» RECORDS TO PROCESS
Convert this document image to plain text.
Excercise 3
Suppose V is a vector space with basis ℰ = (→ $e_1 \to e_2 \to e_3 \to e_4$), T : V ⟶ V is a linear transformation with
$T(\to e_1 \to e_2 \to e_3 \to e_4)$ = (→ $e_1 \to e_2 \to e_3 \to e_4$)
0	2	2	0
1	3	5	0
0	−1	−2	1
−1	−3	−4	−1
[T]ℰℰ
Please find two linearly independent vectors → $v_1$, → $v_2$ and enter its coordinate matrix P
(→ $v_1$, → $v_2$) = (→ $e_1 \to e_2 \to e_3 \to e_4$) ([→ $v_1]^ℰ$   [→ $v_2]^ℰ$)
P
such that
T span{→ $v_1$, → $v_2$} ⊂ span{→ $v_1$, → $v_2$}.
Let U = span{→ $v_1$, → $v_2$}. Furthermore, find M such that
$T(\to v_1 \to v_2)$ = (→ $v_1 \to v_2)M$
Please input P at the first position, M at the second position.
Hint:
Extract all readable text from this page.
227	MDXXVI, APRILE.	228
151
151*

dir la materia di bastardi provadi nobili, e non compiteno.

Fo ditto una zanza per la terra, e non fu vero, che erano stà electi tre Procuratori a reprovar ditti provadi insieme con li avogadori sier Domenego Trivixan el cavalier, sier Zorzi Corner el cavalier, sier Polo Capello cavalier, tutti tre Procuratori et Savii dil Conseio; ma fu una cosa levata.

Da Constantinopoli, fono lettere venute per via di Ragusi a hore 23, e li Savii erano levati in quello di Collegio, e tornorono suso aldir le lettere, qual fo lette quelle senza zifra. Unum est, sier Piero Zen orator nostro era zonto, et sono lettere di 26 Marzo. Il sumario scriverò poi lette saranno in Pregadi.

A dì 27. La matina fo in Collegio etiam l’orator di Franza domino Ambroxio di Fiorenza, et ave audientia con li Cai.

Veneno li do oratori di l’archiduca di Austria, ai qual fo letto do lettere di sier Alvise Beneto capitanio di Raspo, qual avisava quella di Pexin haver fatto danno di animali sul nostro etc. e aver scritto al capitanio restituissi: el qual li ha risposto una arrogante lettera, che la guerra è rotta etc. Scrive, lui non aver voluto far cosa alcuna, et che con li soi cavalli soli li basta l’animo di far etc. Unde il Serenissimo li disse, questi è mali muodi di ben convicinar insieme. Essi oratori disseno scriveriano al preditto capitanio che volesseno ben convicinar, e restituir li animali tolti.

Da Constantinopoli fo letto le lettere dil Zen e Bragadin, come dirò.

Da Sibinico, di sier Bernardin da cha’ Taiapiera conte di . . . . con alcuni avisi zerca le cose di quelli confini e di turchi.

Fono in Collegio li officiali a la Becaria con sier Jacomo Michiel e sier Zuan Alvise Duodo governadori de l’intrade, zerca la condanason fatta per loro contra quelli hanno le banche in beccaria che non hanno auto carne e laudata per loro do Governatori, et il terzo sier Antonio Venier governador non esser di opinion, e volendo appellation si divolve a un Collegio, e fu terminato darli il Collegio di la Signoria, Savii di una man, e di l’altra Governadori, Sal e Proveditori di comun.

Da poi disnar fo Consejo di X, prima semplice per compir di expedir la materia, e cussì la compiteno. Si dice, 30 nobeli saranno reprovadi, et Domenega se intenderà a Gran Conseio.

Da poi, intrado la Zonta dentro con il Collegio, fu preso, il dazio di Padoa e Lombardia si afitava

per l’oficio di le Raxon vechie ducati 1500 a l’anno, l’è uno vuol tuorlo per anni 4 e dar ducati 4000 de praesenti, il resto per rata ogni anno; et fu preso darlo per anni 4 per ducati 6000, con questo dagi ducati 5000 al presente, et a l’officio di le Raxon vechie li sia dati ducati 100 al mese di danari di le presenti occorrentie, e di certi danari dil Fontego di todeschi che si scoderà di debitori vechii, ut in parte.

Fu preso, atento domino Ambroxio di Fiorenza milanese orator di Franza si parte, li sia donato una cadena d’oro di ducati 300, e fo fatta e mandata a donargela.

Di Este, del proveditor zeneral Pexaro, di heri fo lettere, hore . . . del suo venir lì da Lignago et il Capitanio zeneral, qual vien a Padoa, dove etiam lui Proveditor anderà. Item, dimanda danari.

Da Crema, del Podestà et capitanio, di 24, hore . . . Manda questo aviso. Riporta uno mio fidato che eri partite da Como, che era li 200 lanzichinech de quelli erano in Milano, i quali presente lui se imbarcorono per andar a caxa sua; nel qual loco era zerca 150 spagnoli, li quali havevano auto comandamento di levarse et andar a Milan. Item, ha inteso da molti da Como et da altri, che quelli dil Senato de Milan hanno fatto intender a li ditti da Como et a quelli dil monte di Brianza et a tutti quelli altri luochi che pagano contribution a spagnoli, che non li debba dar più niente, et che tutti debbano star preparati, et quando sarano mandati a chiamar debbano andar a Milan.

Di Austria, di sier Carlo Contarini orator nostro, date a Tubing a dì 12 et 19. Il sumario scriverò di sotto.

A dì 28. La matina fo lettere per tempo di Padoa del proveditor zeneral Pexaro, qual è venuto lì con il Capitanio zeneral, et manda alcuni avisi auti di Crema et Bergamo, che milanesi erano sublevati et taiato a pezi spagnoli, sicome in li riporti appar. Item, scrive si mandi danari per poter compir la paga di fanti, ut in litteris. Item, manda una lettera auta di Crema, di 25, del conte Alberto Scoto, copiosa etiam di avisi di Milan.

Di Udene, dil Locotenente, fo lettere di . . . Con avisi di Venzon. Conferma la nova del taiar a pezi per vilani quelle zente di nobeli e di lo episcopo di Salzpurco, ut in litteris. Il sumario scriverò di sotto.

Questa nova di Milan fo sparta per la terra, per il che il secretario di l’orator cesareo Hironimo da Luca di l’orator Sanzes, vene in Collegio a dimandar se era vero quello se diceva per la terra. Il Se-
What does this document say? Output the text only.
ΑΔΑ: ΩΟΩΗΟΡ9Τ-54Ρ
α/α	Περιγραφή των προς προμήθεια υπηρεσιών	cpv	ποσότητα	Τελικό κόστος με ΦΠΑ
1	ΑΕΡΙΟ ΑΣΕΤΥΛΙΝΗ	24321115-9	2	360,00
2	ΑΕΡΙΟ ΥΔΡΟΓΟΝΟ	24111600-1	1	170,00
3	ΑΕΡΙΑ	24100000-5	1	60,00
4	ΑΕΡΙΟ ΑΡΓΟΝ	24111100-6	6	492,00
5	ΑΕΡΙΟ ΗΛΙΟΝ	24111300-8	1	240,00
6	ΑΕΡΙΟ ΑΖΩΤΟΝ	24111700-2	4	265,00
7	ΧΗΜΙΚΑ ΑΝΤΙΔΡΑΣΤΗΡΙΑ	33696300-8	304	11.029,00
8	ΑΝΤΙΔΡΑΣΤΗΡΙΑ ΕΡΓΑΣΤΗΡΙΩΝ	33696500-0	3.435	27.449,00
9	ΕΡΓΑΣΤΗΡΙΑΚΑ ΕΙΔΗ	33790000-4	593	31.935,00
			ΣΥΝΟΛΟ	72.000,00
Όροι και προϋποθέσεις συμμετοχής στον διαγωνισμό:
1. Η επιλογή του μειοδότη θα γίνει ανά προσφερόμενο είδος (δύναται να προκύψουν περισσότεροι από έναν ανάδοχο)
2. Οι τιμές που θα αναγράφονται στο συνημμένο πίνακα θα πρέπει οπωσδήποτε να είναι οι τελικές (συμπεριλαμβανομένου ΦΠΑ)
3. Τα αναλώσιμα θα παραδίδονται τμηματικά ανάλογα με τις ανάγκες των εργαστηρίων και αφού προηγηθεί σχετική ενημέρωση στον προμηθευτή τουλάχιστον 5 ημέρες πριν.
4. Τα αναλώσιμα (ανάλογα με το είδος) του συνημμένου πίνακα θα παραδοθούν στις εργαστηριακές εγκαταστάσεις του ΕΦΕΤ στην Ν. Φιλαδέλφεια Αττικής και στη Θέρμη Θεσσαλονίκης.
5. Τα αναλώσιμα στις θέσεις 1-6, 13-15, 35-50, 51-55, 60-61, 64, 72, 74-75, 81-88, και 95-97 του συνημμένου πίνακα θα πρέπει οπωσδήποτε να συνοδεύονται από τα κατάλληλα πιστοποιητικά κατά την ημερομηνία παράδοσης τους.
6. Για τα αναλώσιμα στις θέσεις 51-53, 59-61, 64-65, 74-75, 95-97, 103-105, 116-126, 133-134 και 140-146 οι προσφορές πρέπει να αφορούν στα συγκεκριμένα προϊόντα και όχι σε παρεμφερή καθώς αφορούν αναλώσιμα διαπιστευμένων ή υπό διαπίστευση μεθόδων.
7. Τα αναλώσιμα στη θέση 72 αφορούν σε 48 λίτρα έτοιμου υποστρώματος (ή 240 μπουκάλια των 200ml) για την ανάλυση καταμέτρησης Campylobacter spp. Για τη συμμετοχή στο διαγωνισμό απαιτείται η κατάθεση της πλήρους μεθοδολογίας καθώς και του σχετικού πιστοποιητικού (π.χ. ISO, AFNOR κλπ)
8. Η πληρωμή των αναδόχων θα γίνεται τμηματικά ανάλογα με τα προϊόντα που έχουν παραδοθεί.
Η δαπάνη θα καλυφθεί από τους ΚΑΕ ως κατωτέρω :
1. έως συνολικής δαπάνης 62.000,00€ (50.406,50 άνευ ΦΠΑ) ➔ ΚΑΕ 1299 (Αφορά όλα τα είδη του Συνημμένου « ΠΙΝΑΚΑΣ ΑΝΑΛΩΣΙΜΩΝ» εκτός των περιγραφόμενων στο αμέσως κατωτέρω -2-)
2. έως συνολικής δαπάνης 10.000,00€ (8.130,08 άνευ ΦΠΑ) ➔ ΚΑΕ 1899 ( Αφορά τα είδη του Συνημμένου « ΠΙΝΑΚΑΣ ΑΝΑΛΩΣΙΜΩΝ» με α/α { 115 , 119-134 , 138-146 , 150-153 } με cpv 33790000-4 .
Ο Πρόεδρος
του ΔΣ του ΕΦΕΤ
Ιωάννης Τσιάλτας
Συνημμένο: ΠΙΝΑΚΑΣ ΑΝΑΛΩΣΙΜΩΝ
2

» INSTRUCTIONS TO FOLLOW
Return each line among the entries that holds the word "text".

» ANSWER TO THE PROBLEM
Convert this document image to plain text.
Extract all readable text from this page.
What does this document say? Output the text only.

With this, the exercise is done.